**EXERCISE PROMPT**
Determine how many lines of the records include "houses", and answer with the number alone.

**Part of a data file**
——————————

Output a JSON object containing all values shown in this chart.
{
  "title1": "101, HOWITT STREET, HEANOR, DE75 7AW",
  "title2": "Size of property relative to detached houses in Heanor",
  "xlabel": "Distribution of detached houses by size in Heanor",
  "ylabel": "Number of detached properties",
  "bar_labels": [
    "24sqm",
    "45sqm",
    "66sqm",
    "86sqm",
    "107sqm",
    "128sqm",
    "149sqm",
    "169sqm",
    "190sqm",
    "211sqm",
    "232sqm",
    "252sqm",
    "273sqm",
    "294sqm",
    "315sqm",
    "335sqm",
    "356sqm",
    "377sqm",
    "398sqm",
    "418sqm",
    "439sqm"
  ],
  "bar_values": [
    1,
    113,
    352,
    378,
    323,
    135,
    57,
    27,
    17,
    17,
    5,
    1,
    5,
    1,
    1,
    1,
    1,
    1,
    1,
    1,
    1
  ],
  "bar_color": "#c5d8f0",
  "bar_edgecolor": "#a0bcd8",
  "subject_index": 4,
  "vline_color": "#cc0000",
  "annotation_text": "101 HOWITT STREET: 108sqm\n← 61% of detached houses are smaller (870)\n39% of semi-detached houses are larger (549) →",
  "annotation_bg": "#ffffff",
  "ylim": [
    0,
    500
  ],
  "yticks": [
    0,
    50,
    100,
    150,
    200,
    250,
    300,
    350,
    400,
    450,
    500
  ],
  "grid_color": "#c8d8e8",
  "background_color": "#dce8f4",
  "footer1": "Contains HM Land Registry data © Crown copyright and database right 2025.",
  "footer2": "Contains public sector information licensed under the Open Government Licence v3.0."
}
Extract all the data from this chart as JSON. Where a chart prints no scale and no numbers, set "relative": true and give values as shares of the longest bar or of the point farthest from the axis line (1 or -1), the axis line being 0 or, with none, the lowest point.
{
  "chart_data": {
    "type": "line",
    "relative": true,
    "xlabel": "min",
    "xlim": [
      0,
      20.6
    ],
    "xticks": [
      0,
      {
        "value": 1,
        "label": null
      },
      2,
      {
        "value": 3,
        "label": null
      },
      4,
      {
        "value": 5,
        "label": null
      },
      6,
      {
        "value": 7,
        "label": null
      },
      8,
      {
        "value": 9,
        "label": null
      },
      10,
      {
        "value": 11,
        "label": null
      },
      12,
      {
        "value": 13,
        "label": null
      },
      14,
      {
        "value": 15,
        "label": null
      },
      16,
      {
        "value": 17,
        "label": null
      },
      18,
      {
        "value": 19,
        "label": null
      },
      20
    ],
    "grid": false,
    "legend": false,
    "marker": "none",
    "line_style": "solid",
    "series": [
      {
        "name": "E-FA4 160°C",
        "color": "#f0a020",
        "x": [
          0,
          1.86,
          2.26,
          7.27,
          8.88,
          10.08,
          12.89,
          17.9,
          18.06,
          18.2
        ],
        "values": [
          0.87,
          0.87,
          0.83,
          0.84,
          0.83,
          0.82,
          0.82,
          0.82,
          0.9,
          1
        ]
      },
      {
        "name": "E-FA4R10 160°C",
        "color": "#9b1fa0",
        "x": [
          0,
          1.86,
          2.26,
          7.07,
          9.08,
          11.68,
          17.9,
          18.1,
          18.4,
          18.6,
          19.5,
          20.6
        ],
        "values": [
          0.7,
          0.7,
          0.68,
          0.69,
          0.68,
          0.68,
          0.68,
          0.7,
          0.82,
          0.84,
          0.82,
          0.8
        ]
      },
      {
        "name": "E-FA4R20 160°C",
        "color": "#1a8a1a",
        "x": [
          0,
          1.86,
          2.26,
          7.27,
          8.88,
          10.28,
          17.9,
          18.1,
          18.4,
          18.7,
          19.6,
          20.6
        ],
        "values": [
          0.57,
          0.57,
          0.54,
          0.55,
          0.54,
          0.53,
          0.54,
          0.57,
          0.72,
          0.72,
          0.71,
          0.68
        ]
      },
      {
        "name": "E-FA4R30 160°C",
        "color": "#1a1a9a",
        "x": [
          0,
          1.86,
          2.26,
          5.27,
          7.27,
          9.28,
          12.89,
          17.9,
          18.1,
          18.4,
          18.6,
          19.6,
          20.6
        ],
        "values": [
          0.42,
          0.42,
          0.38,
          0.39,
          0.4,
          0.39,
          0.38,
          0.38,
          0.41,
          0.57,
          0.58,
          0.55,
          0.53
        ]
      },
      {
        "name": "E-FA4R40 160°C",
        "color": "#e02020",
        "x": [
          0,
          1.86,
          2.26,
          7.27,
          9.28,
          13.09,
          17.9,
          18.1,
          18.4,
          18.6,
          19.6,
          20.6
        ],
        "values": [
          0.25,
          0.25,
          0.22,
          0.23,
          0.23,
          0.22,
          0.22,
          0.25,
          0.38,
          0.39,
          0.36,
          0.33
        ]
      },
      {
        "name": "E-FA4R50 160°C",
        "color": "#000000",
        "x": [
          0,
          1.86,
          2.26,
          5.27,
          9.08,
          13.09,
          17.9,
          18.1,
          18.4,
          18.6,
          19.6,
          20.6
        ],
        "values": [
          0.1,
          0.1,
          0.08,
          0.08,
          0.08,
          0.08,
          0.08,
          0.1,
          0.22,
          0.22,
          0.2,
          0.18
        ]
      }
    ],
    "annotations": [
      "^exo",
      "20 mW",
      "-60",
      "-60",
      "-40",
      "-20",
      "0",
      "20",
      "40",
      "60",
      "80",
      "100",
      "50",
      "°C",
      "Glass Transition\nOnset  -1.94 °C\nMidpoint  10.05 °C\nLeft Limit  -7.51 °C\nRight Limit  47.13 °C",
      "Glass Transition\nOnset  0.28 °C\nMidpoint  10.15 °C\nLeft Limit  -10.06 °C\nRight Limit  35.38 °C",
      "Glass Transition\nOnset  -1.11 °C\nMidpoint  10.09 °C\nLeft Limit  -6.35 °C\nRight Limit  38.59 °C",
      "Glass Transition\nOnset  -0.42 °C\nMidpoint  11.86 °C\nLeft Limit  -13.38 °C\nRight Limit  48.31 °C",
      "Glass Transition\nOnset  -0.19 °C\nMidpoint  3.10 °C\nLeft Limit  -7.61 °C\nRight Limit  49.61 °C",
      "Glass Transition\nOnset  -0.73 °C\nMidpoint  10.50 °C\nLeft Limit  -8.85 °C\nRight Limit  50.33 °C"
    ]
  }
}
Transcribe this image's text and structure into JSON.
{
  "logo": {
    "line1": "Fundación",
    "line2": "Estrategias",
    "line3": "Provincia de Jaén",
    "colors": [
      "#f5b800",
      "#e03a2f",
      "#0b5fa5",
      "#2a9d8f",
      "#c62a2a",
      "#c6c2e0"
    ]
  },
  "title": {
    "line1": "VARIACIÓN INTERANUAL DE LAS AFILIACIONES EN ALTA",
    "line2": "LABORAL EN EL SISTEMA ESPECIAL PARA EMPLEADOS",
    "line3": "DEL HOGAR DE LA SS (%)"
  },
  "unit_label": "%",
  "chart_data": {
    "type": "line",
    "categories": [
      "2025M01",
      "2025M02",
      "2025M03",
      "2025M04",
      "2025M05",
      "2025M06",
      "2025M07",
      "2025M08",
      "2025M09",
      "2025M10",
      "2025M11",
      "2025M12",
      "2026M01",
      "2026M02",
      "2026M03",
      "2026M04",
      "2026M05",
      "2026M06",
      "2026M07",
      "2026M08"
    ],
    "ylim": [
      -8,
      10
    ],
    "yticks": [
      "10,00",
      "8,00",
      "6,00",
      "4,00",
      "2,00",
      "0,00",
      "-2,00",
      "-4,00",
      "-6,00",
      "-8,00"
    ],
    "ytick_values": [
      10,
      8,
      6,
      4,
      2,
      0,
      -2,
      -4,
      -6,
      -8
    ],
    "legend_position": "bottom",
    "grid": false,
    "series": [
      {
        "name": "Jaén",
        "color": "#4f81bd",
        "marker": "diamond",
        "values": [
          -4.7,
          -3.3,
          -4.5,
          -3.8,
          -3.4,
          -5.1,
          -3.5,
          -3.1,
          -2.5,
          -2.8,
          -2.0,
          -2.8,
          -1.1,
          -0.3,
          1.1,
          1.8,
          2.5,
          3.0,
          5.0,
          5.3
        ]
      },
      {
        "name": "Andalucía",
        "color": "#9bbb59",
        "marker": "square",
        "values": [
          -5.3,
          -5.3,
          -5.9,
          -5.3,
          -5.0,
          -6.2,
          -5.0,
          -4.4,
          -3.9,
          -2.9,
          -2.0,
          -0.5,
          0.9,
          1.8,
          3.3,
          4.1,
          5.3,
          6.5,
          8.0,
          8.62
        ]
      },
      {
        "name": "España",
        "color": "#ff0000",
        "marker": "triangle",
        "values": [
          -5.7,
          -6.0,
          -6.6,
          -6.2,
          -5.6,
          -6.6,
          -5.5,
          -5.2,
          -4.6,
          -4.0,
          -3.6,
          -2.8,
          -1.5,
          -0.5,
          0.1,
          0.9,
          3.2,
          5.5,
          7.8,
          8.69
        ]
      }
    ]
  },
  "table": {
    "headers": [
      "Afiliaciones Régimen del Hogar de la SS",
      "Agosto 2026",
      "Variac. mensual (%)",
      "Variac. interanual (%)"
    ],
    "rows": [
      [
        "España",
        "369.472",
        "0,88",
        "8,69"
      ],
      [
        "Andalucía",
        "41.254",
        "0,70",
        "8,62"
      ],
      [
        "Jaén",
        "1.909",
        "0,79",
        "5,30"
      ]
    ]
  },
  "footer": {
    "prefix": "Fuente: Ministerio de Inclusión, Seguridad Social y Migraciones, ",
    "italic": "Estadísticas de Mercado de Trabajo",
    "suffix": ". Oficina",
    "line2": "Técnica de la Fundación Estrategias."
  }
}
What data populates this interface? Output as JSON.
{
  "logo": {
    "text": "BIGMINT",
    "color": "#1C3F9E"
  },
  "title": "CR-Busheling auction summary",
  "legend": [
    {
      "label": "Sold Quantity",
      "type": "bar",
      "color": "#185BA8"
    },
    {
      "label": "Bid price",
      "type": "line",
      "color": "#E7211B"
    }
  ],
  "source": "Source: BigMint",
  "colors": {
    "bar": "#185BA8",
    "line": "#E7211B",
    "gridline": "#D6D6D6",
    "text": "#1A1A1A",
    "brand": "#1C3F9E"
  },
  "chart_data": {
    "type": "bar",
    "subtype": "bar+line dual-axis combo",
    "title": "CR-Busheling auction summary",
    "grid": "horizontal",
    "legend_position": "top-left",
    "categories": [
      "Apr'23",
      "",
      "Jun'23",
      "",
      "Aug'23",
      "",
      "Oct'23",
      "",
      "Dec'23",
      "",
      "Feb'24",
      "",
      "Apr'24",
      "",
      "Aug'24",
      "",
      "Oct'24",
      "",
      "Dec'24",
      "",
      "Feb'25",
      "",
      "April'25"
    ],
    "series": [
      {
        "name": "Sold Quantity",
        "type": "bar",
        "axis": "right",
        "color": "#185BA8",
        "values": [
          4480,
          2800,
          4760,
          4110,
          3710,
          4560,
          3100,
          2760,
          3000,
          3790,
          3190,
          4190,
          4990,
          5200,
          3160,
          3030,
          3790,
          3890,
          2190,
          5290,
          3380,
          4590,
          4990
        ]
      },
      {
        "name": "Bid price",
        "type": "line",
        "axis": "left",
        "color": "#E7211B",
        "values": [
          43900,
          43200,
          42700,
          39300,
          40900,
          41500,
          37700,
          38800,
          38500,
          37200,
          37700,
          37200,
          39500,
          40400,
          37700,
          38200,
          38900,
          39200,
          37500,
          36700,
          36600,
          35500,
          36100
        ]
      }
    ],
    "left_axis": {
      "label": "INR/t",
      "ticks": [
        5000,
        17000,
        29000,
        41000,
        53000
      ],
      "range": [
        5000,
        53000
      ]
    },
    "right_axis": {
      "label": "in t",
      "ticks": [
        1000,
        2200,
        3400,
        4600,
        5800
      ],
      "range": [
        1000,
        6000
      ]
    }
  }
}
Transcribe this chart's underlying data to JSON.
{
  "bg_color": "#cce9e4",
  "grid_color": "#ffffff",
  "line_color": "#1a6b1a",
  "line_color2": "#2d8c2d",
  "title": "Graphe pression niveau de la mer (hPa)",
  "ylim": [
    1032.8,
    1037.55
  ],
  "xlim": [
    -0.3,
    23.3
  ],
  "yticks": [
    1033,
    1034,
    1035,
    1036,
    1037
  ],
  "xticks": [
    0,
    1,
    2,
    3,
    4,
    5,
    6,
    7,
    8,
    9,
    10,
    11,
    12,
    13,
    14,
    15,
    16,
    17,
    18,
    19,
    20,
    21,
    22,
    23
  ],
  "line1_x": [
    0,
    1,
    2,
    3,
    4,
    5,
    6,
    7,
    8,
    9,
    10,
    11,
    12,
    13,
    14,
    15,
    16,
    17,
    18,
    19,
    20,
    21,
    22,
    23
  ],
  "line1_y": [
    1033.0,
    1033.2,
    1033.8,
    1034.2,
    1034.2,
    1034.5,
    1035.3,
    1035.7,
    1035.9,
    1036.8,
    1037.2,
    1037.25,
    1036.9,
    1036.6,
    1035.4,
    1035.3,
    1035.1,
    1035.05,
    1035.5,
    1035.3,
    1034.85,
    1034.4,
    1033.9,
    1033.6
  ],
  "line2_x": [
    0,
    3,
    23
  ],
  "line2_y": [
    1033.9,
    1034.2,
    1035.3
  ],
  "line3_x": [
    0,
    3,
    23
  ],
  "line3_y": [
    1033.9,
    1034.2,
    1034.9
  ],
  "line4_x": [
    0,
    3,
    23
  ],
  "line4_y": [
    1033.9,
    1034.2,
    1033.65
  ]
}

——————————

**RESPONSE TO THIS EXERCISE**
3